> [Supplied material]:
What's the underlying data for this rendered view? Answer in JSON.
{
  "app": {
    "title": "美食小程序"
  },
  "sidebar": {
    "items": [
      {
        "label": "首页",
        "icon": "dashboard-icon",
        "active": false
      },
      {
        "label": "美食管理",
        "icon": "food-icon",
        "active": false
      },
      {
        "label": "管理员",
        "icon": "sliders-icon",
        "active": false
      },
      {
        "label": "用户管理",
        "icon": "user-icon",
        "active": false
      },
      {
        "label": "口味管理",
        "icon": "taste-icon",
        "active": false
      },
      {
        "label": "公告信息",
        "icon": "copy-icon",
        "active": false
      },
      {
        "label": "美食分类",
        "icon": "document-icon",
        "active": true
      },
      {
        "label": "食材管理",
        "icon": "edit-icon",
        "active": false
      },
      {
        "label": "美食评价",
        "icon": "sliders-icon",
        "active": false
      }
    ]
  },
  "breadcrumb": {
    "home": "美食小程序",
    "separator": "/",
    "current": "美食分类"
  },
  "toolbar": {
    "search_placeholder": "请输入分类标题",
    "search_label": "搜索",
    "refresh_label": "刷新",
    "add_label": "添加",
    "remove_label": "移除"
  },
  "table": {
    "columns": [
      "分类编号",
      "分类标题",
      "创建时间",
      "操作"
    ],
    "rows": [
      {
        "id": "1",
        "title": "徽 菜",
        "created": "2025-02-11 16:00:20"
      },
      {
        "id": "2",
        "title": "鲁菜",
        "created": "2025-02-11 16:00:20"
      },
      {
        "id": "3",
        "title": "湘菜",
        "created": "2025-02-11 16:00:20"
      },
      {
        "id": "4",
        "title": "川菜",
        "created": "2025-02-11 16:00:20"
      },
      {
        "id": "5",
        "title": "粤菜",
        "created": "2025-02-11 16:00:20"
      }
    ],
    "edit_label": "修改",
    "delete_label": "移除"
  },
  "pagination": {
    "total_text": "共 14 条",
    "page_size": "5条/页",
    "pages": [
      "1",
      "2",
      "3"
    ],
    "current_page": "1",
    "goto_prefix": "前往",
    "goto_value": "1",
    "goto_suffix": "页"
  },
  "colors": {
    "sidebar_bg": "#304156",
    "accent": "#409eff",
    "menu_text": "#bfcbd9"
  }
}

> [What to do]: Word for word, extract all the records.

> [In response]:
What's the underlying data for this rendered view? Answer in JSON.
{
  "app": {
    "title": "美食小程序"
  },
  "sidebar": {
    "items": [
      {
        "label": "首页",
        "icon": "dashboard-icon",
        "active": false
      },
      {
        "label": "美食管理",
        "icon": "food-icon",
        "active": false
      },
      {
        "label": "管理员",
        "icon": "sliders-icon",
        "active": false
      },
      {
        "label": "用户管理",
        "icon": "user-icon",
        "active": false
      },
      {
        "label": "口味管理",
        "icon": "taste-icon",
        "active": false
      },
      {
        "label": "公告信息",
        "icon": "copy-icon",
        "active": false
      },
      {
        "label": "美食分类",
        "icon": "document-icon",
        "active": true
      },
      {
        "label": "食材管理",
        "icon": "edit-icon",
        "active": false
      },
      {
        "label": "美食评价",
        "icon": "sliders-icon",
        "active": false
      }
    ]
  },
  "breadcrumb": {
    "home": "美食小程序",
    "separator": "/",
    "current": "美食分类"
  },
  "toolbar": {
    "search_placeholder": "请输入分类标题",
    "search_label": "搜索",
    "refresh_label": "刷新",
    "add_label": "添加",
    "remove_label": "移除"
  },
  "table": {
    "columns": [
      "分类编号",
      "分类标题",
      "创建时间",
      "操作"
    ],
    "rows": [
      {
        "id": "1",
        "title": "徽 菜",
        "created": "2025-02-11 16:00:20"
      },
      {
        "id": "2",
        "title": "鲁菜",
        "created": "2025-02-11 16:00:20"
      },
      {
        "id": "3",
        "title": "湘菜",
        "created": "2025-02-11 16:00:20"
      },
      {
        "id": "4",
        "title": "川菜",
        "created": "2025-02-11 16:00:20"
      },
      {
        "id": "5",
        "title": "粤菜",
        "created": "2025-02-11 16:00:20"
      }
    ],
    "edit_label": "修改",
    "delete_label": "移除"
  },
  "pagination": {
    "total_text": "共 14 条",
    "page_size": "5条/页",
    "pages": [
      "1",
      "2",
      "3"
    ],
    "current_page": "1",
    "goto_prefix": "前往",
    "goto_value": "1",
    "goto_suffix": "页"
  },
  "colors": {
    "sidebar_bg": "#304156",
    "accent": "#409eff",
    "menu_text": "#bfcbd9"
  }
}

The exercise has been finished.